• [EXERCISE INSTRUCTIONS]
Go through the data below and copy it exactly, skipping every picture.

• [RECORDS SUPPLIED]
## BEGIN

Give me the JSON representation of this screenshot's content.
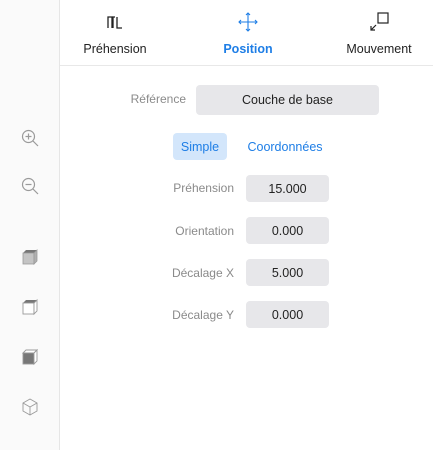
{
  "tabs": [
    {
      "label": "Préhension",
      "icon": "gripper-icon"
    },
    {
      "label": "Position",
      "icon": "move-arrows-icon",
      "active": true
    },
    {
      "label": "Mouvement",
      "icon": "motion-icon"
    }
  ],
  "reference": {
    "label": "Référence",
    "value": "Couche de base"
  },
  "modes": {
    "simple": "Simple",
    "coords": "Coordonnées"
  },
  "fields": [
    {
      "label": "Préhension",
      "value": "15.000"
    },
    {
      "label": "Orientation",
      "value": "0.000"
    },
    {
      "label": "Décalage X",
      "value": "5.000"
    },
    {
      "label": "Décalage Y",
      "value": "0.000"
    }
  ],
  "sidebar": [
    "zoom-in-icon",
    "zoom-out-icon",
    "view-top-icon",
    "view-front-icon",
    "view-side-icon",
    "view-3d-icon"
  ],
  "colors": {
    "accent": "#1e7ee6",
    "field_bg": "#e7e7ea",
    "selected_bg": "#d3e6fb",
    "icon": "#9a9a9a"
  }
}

## END

• [OUTPUT OF THE TASK]
Give me the JSON representation of this screenshot's content.
{
  "tabs": [
    {
      "label": "Préhension",
      "icon": "gripper-icon"
    },
    {
      "label": "Position",
      "icon": "move-arrows-icon",
      "active": true
    },
    {
      "label": "Mouvement",
      "icon": "motion-icon"
    }
  ],
  "reference": {
    "label": "Référence",
    "value": "Couche de base"
  },
  "modes": {
    "simple": "Simple",
    "coords": "Coordonnées"
  },
  "fields": [
    {
      "label": "Préhension",
      "value": "15.000"
    },
    {
      "label": "Orientation",
      "value": "0.000"
    },
    {
      "label": "Décalage X",
      "value": "5.000"
    },
    {
      "label": "Décalage Y",
      "value": "0.000"
    }
  ],
  "sidebar": [
    "zoom-in-icon",
    "zoom-out-icon",
    "view-top-icon",
    "view-front-icon",
    "view-side-icon",
    "view-3d-icon"
  ],
  "colors": {
    "accent": "#1e7ee6",
    "field_bg": "#e7e7ea",
    "selected_bg": "#d3e6fb",
    "icon": "#9a9a9a"
  }
}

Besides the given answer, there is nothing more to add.